* Begin GIVEN DATA *

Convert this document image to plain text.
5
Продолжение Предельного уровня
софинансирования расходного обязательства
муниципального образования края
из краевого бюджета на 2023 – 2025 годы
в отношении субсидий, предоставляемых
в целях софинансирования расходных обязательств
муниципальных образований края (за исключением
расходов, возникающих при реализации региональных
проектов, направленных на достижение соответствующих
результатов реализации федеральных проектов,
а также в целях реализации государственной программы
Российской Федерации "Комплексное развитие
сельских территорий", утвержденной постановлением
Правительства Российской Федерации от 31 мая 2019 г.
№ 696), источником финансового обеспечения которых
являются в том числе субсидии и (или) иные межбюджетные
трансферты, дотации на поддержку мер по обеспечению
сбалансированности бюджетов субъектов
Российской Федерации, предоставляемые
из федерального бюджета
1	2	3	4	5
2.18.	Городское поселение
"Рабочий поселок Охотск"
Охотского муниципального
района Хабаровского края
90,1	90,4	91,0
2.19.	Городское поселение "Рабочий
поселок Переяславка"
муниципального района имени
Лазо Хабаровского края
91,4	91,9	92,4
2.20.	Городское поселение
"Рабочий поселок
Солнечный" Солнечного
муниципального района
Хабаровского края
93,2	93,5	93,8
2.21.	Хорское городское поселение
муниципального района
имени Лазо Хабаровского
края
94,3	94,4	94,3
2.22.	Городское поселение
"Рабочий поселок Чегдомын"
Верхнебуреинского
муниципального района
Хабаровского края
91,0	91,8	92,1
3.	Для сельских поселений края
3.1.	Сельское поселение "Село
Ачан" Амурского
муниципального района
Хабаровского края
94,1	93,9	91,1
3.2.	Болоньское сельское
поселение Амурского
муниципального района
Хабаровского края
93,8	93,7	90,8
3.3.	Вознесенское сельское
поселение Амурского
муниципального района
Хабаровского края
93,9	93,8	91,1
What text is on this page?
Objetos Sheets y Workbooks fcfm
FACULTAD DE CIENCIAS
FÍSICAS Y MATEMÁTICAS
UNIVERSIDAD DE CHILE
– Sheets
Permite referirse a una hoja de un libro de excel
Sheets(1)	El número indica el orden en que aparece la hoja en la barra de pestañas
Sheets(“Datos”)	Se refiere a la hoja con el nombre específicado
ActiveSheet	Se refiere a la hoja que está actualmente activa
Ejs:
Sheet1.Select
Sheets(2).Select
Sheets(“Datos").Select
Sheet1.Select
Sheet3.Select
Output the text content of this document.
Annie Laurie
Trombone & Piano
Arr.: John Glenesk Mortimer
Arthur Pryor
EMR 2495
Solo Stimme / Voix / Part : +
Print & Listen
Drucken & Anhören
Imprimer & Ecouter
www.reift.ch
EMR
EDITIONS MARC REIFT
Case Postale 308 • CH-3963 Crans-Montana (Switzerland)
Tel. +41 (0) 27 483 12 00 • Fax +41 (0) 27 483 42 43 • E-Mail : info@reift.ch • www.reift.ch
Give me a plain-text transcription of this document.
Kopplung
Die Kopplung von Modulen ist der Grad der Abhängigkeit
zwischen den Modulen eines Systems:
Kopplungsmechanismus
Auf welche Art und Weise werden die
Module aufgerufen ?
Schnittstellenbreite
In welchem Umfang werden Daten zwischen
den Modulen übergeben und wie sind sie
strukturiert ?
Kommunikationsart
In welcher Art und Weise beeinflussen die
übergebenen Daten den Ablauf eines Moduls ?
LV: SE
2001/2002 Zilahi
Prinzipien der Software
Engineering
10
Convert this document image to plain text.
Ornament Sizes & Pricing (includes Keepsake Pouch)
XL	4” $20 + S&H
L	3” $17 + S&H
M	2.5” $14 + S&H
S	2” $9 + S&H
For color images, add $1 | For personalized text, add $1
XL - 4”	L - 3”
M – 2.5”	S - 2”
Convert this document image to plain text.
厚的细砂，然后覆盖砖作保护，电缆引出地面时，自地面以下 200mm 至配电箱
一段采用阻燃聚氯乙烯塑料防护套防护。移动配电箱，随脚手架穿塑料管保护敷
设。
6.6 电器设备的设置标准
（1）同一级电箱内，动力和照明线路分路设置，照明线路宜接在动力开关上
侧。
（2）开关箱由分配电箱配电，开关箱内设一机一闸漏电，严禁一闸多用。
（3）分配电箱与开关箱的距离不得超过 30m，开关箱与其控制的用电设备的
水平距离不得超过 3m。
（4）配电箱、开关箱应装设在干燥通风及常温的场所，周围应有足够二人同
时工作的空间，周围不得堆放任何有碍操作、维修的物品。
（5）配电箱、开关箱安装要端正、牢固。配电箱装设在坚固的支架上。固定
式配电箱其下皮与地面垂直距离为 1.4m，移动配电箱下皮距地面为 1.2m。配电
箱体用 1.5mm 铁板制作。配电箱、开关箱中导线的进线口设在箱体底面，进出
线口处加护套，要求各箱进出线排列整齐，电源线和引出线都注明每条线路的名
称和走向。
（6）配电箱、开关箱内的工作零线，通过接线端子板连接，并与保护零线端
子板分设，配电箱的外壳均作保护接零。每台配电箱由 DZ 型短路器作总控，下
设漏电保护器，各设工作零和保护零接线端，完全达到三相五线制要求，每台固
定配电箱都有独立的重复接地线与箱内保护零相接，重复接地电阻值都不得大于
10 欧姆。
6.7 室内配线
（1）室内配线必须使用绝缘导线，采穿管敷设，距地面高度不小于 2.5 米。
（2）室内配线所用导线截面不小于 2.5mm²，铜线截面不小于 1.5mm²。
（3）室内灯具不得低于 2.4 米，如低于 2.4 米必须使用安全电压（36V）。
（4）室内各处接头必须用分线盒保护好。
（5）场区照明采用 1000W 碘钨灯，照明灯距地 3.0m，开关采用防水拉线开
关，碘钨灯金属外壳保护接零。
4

* End GIVEN DATA *

§ SHORT PROBLEM
Of the lines in the records, determine how many contain the word "поселок", and report that number alone.

§ WRITTEN ANSWER
4